*Dataset records*.
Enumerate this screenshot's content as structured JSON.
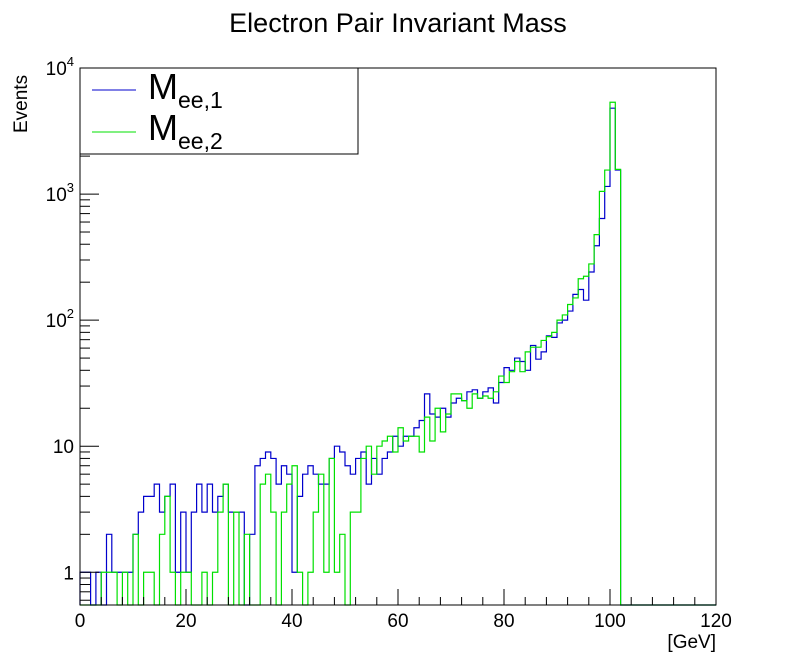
{
  "chart_data": {
    "type": "histogram",
    "title": "Electron Pair Invariant Mass",
    "xlabel": "[GeV]",
    "ylabel": "Events",
    "xlim": [
      0,
      120
    ],
    "ylim": [
      0.55,
      10000
    ],
    "yscale": "log",
    "bin_width": 1,
    "grid": false,
    "legend_position": "top-left",
    "x_ticks": [
      {
        "value": 0,
        "label": "0"
      },
      {
        "value": 20,
        "label": "20"
      },
      {
        "value": 40,
        "label": "40"
      },
      {
        "value": 60,
        "label": "60"
      },
      {
        "value": 80,
        "label": "80"
      },
      {
        "value": 100,
        "label": "100"
      },
      {
        "value": 120,
        "label": "120"
      }
    ],
    "y_ticks": [
      {
        "value": 1,
        "label": "1",
        "exp": ""
      },
      {
        "value": 10,
        "label": "10",
        "exp": ""
      },
      {
        "value": 100,
        "label": "10",
        "exp": "2"
      },
      {
        "value": 1000,
        "label": "10",
        "exp": "3"
      },
      {
        "value": 10000,
        "label": "10",
        "exp": "4"
      }
    ],
    "series": [
      {
        "name": "M",
        "subscript": "ee,1",
        "color": "#0000cc",
        "values": [
          1,
          1,
          0,
          1,
          0,
          2,
          1,
          1,
          1,
          1,
          2,
          3,
          4,
          4,
          5,
          3,
          4,
          5,
          1,
          3,
          1,
          3,
          5,
          3,
          5,
          3,
          4,
          5,
          3,
          3,
          3,
          0,
          2,
          7,
          8,
          9,
          8,
          5,
          7,
          6,
          1,
          4,
          6,
          7,
          6,
          5,
          5,
          8,
          10,
          9,
          7,
          6,
          8,
          9,
          5,
          8,
          6,
          8,
          9,
          12,
          10,
          12,
          12,
          14,
          16,
          26,
          18,
          17,
          20,
          17,
          22,
          24,
          23,
          27,
          28,
          24,
          27,
          29,
          22,
          32,
          42,
          40,
          50,
          47,
          40,
          63,
          49,
          56,
          75,
          73,
          95,
          100,
          118,
          160,
          175,
          144,
          241,
          389,
          640,
          1150,
          4800,
          1550,
          0,
          0,
          0,
          0,
          0,
          0,
          0,
          0,
          0,
          0,
          0,
          0,
          0,
          0,
          0,
          0,
          0,
          0
        ]
      },
      {
        "name": "M",
        "subscript": "ee,2",
        "color": "#00e000",
        "values": [
          0,
          0,
          0,
          0,
          1,
          1,
          1,
          0,
          1,
          0,
          2,
          0,
          1,
          1,
          0,
          2,
          4,
          1,
          0,
          1,
          1,
          0,
          0,
          1,
          0,
          1,
          3,
          5,
          0,
          3,
          0,
          2,
          0,
          0,
          5,
          6,
          3,
          0,
          3,
          5,
          7,
          1,
          0,
          1,
          3,
          6,
          1,
          8,
          1,
          2,
          0,
          3,
          3,
          8,
          10,
          6,
          10,
          11,
          12,
          9,
          14,
          11,
          12,
          12,
          9,
          17,
          11,
          20,
          13,
          18,
          26,
          26,
          23,
          20,
          26,
          24,
          25,
          24,
          27,
          36,
          32,
          39,
          47,
          39,
          56,
          61,
          61,
          69,
          74,
          80,
          100,
          110,
          133,
          150,
          213,
          223,
          279,
          477,
          1050,
          1550,
          5350,
          1570,
          0,
          0,
          0,
          0,
          0,
          0,
          0,
          0,
          0,
          0,
          0,
          0,
          0,
          0,
          0,
          0,
          0,
          0
        ]
      }
    ]
  }
}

*GIVEN TASK*.
Repeat the listing above exactly, with no pictures.

*TASK RESULT*.
Enumerate this screenshot's content as structured JSON.
{
  "chart_data": {
    "type": "histogram",
    "title": "Electron Pair Invariant Mass",
    "xlabel": "[GeV]",
    "ylabel": "Events",
    "xlim": [
      0,
      120
    ],
    "ylim": [
      0.55,
      10000
    ],
    "yscale": "log",
    "bin_width": 1,
    "grid": false,
    "legend_position": "top-left",
    "x_ticks": [
      {
        "value": 0,
        "label": "0"
      },
      {
        "value": 20,
        "label": "20"
      },
      {
        "value": 40,
        "label": "40"
      },
      {
        "value": 60,
        "label": "60"
      },
      {
        "value": 80,
        "label": "80"
      },
      {
        "value": 100,
        "label": "100"
      },
      {
        "value": 120,
        "label": "120"
      }
    ],
    "y_ticks": [
      {
        "value": 1,
        "label": "1",
        "exp": ""
      },
      {
        "value": 10,
        "label": "10",
        "exp": ""
      },
      {
        "value": 100,
        "label": "10",
        "exp": "2"
      },
      {
        "value": 1000,
        "label": "10",
        "exp": "3"
      },
      {
        "value": 10000,
        "label": "10",
        "exp": "4"
      }
    ],
    "series": [
      {
        "name": "M",
        "subscript": "ee,1",
        "color": "#0000cc",
        "values": [
          1,
          1,
          0,
          1,
          0,
          2,
          1,
          1,
          1,
          1,
          2,
          3,
          4,
          4,
          5,
          3,
          4,
          5,
          1,
          3,
          1,
          3,
          5,
          3,
          5,
          3,
          4,
          5,
          3,
          3,
          3,
          0,
          2,
          7,
          8,
          9,
          8,
          5,
          7,
          6,
          1,
          4,
          6,
          7,
          6,
          5,
          5,
          8,
          10,
          9,
          7,
          6,
          8,
          9,
          5,
          8,
          6,
          8,
          9,
          12,
          10,
          12,
          12,
          14,
          16,
          26,
          18,
          17,
          20,
          17,
          22,
          24,
          23,
          27,
          28,
          24,
          27,
          29,
          22,
          32,
          42,
          40,
          50,
          47,
          40,
          63,
          49,
          56,
          75,
          73,
          95,
          100,
          118,
          160,
          175,
          144,
          241,
          389,
          640,
          1150,
          4800,
          1550,
          0,
          0,
          0,
          0,
          0,
          0,
          0,
          0,
          0,
          0,
          0,
          0,
          0,
          0,
          0,
          0,
          0,
          0
        ]
      },
      {
        "name": "M",
        "subscript": "ee,2",
        "color": "#00e000",
        "values": [
          0,
          0,
          0,
          0,
          1,
          1,
          1,
          0,
          1,
          0,
          2,
          0,
          1,
          1,
          0,
          2,
          4,
          1,
          0,
          1,
          1,
          0,
          0,
          1,
          0,
          1,
          3,
          5,
          0,
          3,
          0,
          2,
          0,
          0,
          5,
          6,
          3,
          0,
          3,
          5,
          7,
          1,
          0,
          1,
          3,
          6,
          1,
          8,
          1,
          2,
          0,
          3,
          3,
          8,
          10,
          6,
          10,
          11,
          12,
          9,
          14,
          11,
          12,
          12,
          9,
          17,
          11,
          20,
          13,
          18,
          26,
          26,
          23,
          20,
          26,
          24,
          25,
          24,
          27,
          36,
          32,
          39,
          47,
          39,
          56,
          61,
          61,
          69,
          74,
          80,
          100,
          110,
          133,
          150,
          213,
          223,
          279,
          477,
          1050,
          1550,
          5350,
          1570,
          0,
          0,
          0,
          0,
          0,
          0,
          0,
          0,
          0,
          0,
          0,
          0,
          0,
          0,
          0,
          0,
          0,
          0
        ]
      }
    ]
  }
}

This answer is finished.